[Start RECORD EXCERPTS]
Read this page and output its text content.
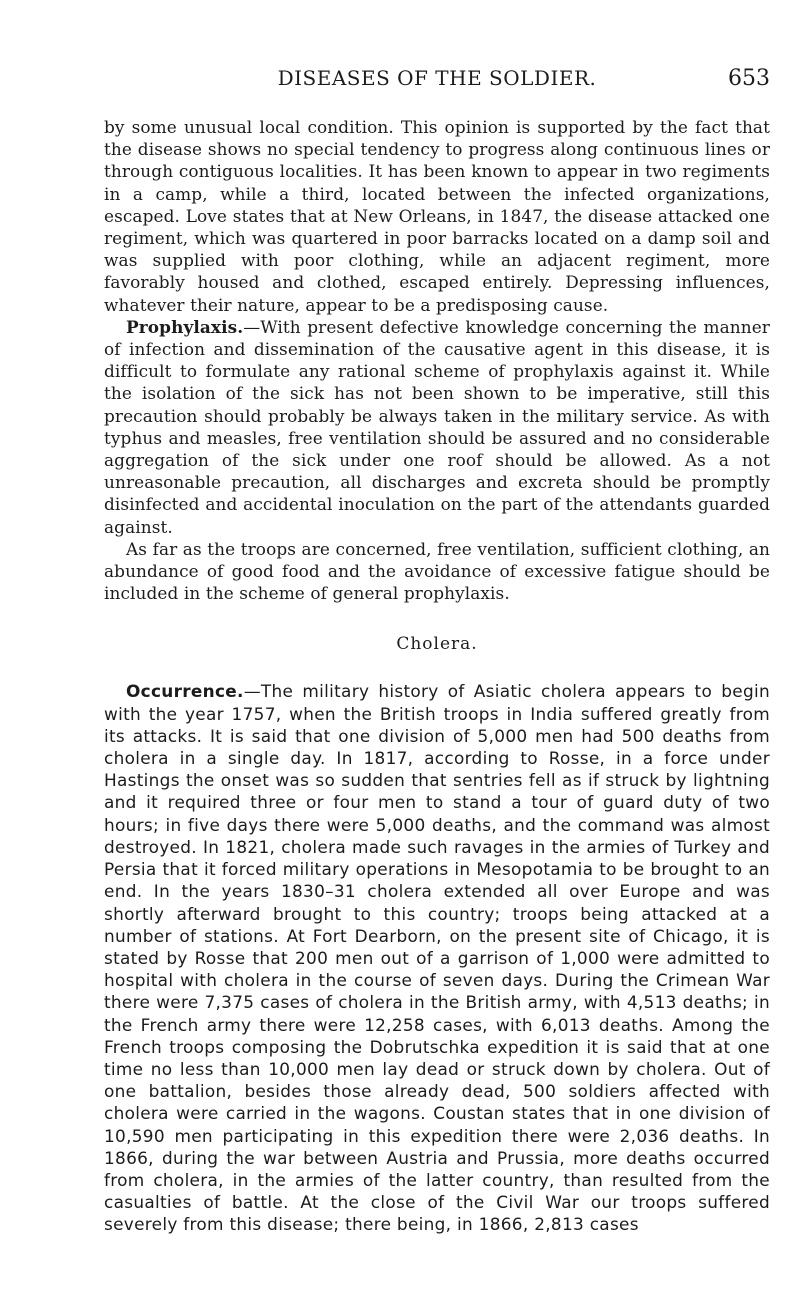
DISEASES OF THE SOLDIER.	653

by some unusual local condition. This opinion is supported by the fact that the disease shows no special tendency to progress along continuous lines or through contiguous localities. It has been known to appear in two regiments in a camp, while a third, located between the infected organizations, escaped. Love states that at New Orleans, in 1847, the disease attacked one regiment, which was quartered in poor barracks located on a damp soil and was supplied with poor clothing, while an adjacent regiment, more favorably housed and clothed, escaped entirely. Depressing influences, whatever their nature, appear to be a predisposing cause.

Prophylaxis.—With present defective knowledge concerning the manner of infection and dissemination of the causative agent in this disease, it is difficult to formulate any rational scheme of prophylaxis against it. While the isolation of the sick has not been shown to be imperative, still this precaution should probably be always taken in the military service. As with typhus and measles, free ventilation should be assured and no considerable aggregation of the sick under one roof should be allowed. As a not unreasonable precaution, all discharges and excreta should be promptly disinfected and accidental inoculation on the part of the attendants guarded against.

As far as the troops are concerned, free ventilation, sufficient clothing, an abundance of good food and the avoidance of excessive fatigue should be included in the scheme of general prophylaxis.

Cholera.

Occurrence.—The military history of Asiatic cholera appears to begin with the year 1757, when the British troops in India suffered greatly from its attacks. It is said that one division of 5,000 men had 500 deaths from cholera in a single day. In 1817, according to Rosse, in a force under Hastings the onset was so sudden that sentries fell as if struck by lightning and it required three or four men to stand a tour of guard duty of two hours; in five days there were 5,000 deaths, and the command was almost destroyed. In 1821, cholera made such ravages in the armies of Turkey and Persia that it forced military operations in Mesopotamia to be brought to an end. In the years 1830–31 cholera extended all over Europe and was shortly afterward brought to this country; troops being attacked at a number of stations. At Fort Dearborn, on the present site of Chicago, it is stated by Rosse that 200 men out of a garrison of 1,000 were admitted to hospital with cholera in the course of seven days. During the Crimean War there were 7,375 cases of cholera in the British army, with 4,513 deaths; in the French army there were 12,258 cases, with 6,013 deaths. Among the French troops composing the Dobrutschka expedition it is said that at one time no less than 10,000 men lay dead or struck down by cholera. Out of one battalion, besides those already dead, 500 soldiers affected with cholera were carried in the wagons. Coustan states that in one division of 10,590 men participating in this expedition there were 2,036 deaths. In 1866, during the war between Austria and Prussia, more deaths occurred from cholera, in the armies of the latter country, than resulted from the casualties of battle. At the close of the Civil War our troops suffered severely from this disease; there being, in 1866, 2,813 cases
[End RECORD EXCERPTS]
• [AIM]: Give every line above again exactly, with no pictures.

• [RESPONSE FOR THIS EXERCISE]:
Read this page and output its text content.
DISEASES OF THE SOLDIER.	653

by some unusual local condition. This opinion is supported by the fact that the disease shows no special tendency to progress along continuous lines or through contiguous localities. It has been known to appear in two regiments in a camp, while a third, located between the infected organizations, escaped. Love states that at New Orleans, in 1847, the disease attacked one regiment, which was quartered in poor barracks located on a damp soil and was supplied with poor clothing, while an adjacent regiment, more favorably housed and clothed, escaped entirely. Depressing influences, whatever their nature, appear to be a predisposing cause.

Prophylaxis.—With present defective knowledge concerning the manner of infection and dissemination of the causative agent in this disease, it is difficult to formulate any rational scheme of prophylaxis against it. While the isolation of the sick has not been shown to be imperative, still this precaution should probably be always taken in the military service. As with typhus and measles, free ventilation should be assured and no considerable aggregation of the sick under one roof should be allowed. As a not unreasonable precaution, all discharges and excreta should be promptly disinfected and accidental inoculation on the part of the attendants guarded against.

As far as the troops are concerned, free ventilation, sufficient clothing, an abundance of good food and the avoidance of excessive fatigue should be included in the scheme of general prophylaxis.

Cholera.

Occurrence.—The military history of Asiatic cholera appears to begin with the year 1757, when the British troops in India suffered greatly from its attacks. It is said that one division of 5,000 men had 500 deaths from cholera in a single day. In 1817, according to Rosse, in a force under Hastings the onset was so sudden that sentries fell as if struck by lightning and it required three or four men to stand a tour of guard duty of two hours; in five days there were 5,000 deaths, and the command was almost destroyed. In 1821, cholera made such ravages in the armies of Turkey and Persia that it forced military operations in Mesopotamia to be brought to an end. In the years 1830–31 cholera extended all over Europe and was shortly afterward brought to this country; troops being attacked at a number of stations. At Fort Dearborn, on the present site of Chicago, it is stated by Rosse that 200 men out of a garrison of 1,000 were admitted to hospital with cholera in the course of seven days. During the Crimean War there were 7,375 cases of cholera in the British army, with 4,513 deaths; in the French army there were 12,258 cases, with 6,013 deaths. Among the French troops composing the Dobrutschka expedition it is said that at one time no less than 10,000 men lay dead or struck down by cholera. Out of one battalion, besides those already dead, 500 soldiers affected with cholera were carried in the wagons. Coustan states that in one division of 10,590 men participating in this expedition there were 2,036 deaths. In 1866, during the war between Austria and Prussia, more deaths occurred from cholera, in the armies of the latter country, than resulted from the casualties of battle. At the close of the Civil War our troops suffered severely from this disease; there being, in 1866, 2,813 cases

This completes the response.